Document extract Block Start

This use of separation of church and state and trying to extend it to any "moral" objection is, I think, simply a continuation of this pattern. It has little or nothing to do about religion, morality, or contraception. It has to do with the stripping of the ability of government to regulate.
How stupid can some of these people be. An employer can opt put of paying for medical expenses for moral or religious reasons. Suppose the employer is the US government and they tell you we are not going to pay for your prostate cancer treatment? Mr. Blunt, what are are going to tell your employer the government if it came to that sort of situation? It is my understanding this is not only for women, it is for anyone they feel it will be against their moral and religious reasons. It is your bill and do you not see what you are promoting but all you want is to target women. Thank goodness this stupid bill went down the drain.
It would have been placed in POTUS circular file if it would have made it to his desk regardless of the fact. These republicans make me want to throw up on my sweater vest...
Regards
I am not against contraceptives...I support their use. I am against having to pay for some one else's use of contraceptives. Everytime I turn around my wallet keeps getting skinnier because of laws and policies enacted that create further entitlements such as this. I work too hard for my money to support MY family...I don't need to spend anymore to help support other families. It seems to me that at some point the Govt will enact policies and laws that will take all the money I earn and then give me and my family the entitlement programs we will need to house, feed, clothe, and take care of our medical needs. Didn't another country try that experirement...memory serves me right...it was the USSR. How did that turn out?

Document extract Block End

◆ **Actions to take**
[1] Using the contraception comments, say whether each statement agrees with them, answering yes or no and quoting the deciding words: (a) one commenter understood the bill to apply only to women; (b) one commenter supports the use of contraceptives; (c) the bill passed.
[2] Write a continuation of the contraception comments, beginning right after their final sentence.
The records that come after this text are from a different source.

Supplied records Block Start

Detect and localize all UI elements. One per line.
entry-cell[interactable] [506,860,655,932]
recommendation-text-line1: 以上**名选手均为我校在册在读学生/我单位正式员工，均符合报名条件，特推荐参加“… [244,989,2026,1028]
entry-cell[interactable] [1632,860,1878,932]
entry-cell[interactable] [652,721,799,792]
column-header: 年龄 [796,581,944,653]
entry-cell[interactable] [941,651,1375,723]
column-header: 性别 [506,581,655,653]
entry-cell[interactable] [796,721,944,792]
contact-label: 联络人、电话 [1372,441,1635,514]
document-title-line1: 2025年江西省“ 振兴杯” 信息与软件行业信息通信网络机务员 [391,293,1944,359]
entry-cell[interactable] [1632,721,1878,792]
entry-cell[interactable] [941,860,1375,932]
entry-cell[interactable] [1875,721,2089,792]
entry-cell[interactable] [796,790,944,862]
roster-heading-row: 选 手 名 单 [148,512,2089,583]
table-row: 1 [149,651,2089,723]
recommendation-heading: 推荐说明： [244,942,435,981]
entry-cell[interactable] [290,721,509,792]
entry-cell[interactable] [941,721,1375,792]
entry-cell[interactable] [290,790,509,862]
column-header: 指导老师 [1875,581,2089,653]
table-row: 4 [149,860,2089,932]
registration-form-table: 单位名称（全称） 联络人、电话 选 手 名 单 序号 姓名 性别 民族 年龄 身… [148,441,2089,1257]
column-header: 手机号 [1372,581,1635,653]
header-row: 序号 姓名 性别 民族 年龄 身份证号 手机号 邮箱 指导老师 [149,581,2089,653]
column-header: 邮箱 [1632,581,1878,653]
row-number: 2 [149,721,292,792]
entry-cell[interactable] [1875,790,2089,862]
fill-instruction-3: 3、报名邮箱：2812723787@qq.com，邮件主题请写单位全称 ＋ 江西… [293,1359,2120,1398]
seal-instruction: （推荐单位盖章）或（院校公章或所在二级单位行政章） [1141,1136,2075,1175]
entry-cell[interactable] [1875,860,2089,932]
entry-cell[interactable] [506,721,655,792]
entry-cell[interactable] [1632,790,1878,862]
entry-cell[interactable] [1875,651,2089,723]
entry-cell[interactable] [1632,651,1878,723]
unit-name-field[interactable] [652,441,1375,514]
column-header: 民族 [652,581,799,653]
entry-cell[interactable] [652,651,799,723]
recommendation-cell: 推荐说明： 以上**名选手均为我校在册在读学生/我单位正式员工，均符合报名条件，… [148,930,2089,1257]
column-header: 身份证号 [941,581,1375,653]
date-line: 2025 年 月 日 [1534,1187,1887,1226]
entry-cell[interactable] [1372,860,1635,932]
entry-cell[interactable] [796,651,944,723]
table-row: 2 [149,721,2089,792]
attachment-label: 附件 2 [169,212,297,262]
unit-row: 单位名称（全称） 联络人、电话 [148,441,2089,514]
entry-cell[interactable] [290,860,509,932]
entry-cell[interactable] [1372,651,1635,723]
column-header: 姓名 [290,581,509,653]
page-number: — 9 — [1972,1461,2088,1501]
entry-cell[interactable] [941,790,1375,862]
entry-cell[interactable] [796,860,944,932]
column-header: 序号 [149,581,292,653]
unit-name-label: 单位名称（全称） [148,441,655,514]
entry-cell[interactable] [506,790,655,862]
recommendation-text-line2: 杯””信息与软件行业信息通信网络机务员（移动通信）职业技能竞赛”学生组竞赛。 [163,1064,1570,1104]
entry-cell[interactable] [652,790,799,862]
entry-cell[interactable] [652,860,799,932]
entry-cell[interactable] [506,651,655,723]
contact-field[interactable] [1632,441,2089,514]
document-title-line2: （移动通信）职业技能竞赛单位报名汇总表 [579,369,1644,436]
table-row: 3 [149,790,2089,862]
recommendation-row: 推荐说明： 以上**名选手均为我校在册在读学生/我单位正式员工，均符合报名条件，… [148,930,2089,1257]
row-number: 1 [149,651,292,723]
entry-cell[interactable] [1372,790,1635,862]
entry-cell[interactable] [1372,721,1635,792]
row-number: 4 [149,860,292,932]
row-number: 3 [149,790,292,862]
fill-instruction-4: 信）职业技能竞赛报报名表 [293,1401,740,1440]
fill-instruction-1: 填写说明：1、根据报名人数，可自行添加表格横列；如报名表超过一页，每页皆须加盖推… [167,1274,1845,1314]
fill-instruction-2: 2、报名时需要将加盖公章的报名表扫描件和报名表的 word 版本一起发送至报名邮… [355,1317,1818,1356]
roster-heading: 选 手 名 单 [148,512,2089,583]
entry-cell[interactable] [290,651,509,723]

Supplied records Block End

◆ **Responses**
[1]
(a) No: "It is my understanding this is not only for women, it is for anyone they feel it will be against their moral and religious reasons."
(b) Yes: "I am not against contraceptives...I support their use."
(c) No: "Thank goodness this stupid bill went down the drain."

[2]
I'm afraid I don't understand this last comment. We were talking about insurance coverage that these people are paying for either directly out of pocket or as compensation for their or their family's efforts at work. They want this coverage. Insurance is willing to provide it.
But the Blunt amendment says that employers that organized the health care plans can insert themselves into this by claiming their moral objection under the false assumption that employers are paying. No, it is the employee paying. It is their compensation. The only reason employers are involved is that they are able to create a group to to help control the price of insurance.
Obviously, more and more employers are dropping their coverage (and often pocking the savings, essentially reducing the employee's compensation for their work). And this is why health care reform was needed. And this may be where the stated concern is coming from. But this in not what Blunt was about. And it is a misplaced concern unless you are also willing to change laws to require doctors and hospitals to refuse treatment unless payment can be assured. Now we really are talking about something that I and many others (including the doctors, i would hope) would find morally reprehensible.
@rockhound...
Oh Boo-Friggin-Hoo; Cry me a river!
Who in the hell do you think subsidizes YOUR insurance premiums, the streets you drive on, the clean air you breath, the employer you work for, and on and on? Only a moron thinks that the world revolves around their own pocket book.
Why isn't anybody on the Left declaring loudly and strongly how these mandated sonograms, whether abdominal or intervaginal/transvaginal, especially ones that are not medically necessary and are counter to the patient's physician's judgement, are patently, obviously, egregiously and hypocritically a Republican instigated government takeover of healthcare?